(Items listed in a dataset)
[START]

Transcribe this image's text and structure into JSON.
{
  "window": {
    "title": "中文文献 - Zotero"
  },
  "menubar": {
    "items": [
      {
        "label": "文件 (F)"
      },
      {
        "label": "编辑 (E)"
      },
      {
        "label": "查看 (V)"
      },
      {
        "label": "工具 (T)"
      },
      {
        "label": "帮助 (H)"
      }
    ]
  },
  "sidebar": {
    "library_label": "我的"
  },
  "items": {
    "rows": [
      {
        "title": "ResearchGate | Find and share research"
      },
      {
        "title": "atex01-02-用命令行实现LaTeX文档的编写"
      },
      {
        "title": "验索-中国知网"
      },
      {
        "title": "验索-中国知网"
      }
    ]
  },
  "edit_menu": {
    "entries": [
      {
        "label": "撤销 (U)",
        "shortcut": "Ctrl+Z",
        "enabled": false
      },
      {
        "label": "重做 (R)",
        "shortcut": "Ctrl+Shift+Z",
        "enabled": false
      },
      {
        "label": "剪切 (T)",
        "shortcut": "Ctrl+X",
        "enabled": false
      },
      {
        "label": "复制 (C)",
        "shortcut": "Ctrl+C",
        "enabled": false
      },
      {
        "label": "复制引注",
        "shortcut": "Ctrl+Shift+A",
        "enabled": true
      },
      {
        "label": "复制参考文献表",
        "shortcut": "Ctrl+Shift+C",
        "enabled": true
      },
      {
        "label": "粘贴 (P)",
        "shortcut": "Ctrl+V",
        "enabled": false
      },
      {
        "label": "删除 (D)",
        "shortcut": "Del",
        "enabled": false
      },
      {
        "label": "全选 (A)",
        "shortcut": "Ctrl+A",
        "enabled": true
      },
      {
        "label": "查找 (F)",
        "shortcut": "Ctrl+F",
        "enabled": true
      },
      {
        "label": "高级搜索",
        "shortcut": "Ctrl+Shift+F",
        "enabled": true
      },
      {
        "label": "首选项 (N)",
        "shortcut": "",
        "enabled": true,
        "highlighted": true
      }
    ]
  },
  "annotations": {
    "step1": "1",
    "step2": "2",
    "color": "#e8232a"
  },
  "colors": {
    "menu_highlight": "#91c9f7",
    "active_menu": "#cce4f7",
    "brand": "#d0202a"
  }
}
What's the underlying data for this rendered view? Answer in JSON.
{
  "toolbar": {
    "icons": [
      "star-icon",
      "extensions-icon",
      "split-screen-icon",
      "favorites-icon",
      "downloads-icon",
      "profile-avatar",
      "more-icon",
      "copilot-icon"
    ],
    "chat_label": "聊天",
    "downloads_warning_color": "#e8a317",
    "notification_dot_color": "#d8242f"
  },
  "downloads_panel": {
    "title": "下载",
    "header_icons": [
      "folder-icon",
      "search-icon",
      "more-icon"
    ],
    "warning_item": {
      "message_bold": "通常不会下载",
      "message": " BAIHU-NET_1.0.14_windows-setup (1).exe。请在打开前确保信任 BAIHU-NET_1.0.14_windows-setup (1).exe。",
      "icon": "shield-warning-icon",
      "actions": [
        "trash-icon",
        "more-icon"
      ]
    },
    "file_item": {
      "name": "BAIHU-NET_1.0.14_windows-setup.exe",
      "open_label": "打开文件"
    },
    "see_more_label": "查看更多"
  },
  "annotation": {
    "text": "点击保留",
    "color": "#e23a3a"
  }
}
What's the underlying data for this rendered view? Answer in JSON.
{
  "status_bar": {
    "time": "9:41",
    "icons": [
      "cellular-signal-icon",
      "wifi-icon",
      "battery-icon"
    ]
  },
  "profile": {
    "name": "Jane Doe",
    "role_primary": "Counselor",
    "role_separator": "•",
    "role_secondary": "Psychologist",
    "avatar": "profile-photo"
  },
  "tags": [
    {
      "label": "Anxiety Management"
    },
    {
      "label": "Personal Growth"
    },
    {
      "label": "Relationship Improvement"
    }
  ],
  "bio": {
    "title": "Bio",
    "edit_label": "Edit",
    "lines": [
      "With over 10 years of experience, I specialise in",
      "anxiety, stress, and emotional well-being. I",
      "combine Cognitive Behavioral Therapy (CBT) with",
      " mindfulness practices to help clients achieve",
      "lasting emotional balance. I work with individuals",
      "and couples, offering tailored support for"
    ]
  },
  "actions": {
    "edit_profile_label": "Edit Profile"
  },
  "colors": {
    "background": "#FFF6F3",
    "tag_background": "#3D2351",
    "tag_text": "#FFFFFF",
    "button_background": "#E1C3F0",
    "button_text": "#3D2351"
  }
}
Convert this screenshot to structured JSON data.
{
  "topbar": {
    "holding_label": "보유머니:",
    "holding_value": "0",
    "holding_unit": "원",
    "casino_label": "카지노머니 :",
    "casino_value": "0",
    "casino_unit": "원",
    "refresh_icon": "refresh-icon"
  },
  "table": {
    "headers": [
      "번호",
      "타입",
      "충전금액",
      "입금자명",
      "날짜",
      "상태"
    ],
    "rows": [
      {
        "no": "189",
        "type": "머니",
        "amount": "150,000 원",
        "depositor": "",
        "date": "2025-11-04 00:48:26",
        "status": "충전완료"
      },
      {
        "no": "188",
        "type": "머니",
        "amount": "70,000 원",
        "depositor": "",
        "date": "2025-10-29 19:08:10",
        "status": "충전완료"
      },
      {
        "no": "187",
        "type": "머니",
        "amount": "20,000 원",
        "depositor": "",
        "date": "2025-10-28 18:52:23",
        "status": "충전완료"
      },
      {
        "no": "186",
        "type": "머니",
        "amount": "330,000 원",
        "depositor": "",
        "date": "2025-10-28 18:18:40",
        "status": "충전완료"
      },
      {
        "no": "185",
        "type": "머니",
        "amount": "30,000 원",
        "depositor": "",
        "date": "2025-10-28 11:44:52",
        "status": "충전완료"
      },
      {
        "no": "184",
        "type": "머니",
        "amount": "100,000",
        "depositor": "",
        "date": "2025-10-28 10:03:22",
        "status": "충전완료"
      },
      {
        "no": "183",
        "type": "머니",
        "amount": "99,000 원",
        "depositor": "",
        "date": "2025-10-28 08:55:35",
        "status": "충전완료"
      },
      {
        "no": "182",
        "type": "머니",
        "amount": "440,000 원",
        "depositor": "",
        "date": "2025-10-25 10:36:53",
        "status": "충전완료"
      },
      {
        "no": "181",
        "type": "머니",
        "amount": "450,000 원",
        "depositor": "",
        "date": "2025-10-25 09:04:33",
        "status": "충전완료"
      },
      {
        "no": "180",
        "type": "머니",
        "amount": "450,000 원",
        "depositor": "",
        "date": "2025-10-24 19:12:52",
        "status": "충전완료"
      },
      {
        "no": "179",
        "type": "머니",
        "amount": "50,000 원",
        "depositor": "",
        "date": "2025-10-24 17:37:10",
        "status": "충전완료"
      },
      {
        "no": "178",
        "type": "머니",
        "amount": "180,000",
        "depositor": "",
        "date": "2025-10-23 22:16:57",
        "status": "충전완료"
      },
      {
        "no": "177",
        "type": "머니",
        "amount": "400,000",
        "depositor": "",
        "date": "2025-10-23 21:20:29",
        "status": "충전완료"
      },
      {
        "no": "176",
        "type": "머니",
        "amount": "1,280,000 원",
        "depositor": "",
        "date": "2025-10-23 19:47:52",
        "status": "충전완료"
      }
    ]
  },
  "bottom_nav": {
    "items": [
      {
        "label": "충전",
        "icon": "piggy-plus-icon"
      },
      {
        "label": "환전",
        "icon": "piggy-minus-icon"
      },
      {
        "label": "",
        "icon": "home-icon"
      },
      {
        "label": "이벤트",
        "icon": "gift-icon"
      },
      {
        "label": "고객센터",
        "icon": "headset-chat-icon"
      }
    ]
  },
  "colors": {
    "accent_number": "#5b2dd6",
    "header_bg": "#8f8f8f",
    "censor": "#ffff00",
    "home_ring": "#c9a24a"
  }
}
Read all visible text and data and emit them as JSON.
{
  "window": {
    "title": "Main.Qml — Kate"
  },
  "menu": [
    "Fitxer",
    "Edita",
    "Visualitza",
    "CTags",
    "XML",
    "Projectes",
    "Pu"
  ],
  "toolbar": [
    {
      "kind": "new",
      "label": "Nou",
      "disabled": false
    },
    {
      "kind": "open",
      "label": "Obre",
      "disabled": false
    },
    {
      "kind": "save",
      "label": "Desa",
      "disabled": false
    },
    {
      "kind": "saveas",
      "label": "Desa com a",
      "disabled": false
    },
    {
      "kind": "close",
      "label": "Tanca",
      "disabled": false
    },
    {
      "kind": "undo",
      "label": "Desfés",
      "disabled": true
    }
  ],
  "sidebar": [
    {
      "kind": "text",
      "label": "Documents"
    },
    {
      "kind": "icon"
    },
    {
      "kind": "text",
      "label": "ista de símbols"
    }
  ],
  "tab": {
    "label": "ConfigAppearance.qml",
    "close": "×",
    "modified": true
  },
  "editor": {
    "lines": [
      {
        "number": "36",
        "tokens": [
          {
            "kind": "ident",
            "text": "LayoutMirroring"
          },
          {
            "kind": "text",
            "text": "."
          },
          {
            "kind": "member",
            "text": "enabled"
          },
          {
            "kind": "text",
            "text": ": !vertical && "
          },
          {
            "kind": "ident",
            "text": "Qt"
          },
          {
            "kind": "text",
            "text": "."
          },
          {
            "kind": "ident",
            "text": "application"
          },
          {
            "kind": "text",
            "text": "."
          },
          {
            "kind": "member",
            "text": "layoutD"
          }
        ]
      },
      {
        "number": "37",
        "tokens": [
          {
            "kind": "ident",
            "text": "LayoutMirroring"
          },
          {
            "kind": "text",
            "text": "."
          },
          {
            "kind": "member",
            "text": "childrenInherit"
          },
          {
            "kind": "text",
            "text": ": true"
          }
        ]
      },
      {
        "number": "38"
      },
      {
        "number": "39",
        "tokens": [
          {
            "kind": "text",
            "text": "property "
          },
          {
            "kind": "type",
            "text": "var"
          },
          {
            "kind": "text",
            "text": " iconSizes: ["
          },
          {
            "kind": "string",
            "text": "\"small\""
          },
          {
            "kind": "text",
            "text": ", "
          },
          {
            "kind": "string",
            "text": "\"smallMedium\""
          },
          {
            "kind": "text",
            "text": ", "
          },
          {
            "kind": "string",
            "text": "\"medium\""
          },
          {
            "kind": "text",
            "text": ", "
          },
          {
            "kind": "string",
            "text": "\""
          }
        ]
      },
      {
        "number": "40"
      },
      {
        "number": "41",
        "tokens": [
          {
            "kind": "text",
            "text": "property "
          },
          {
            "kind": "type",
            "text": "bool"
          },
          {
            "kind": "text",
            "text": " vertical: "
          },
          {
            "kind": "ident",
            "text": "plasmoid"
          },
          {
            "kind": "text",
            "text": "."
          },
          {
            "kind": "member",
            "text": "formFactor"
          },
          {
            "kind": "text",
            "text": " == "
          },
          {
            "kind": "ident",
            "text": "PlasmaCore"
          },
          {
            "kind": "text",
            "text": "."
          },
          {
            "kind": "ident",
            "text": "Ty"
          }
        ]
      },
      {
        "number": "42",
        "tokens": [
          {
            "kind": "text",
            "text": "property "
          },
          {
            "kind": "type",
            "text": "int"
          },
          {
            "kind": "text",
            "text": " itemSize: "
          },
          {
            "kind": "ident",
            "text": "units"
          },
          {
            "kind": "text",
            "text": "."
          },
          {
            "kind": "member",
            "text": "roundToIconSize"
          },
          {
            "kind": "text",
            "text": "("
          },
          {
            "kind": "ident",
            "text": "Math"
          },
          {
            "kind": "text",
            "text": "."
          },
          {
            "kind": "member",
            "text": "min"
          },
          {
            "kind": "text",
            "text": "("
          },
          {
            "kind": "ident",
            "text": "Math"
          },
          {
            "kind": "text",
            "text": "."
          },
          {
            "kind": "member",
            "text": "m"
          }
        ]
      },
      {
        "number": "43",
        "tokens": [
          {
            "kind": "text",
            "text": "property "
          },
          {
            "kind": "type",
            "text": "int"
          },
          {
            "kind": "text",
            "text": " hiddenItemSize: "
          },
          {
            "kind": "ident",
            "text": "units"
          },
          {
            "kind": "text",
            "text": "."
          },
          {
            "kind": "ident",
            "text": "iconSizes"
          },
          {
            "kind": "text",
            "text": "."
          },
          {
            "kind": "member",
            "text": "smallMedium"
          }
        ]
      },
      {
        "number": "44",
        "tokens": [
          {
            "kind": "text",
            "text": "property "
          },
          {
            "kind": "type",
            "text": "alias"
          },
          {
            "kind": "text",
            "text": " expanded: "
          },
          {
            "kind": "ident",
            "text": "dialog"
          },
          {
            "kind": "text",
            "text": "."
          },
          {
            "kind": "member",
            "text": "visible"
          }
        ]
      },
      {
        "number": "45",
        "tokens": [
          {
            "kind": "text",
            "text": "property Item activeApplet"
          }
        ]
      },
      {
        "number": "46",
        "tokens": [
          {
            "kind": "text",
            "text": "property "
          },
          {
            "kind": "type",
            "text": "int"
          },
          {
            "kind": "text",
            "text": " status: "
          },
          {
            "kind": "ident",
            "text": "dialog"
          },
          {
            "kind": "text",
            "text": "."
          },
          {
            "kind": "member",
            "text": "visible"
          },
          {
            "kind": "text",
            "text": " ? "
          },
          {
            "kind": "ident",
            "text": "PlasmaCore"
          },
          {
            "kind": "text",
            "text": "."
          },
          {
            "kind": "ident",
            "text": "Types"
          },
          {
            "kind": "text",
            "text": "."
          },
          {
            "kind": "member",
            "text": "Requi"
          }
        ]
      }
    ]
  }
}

[END]

### Short problem
Pick out each line in the material containing "piggy".

### Correct output
        "icon": "piggy-plus-icon"
        "icon": "piggy-minus-icon"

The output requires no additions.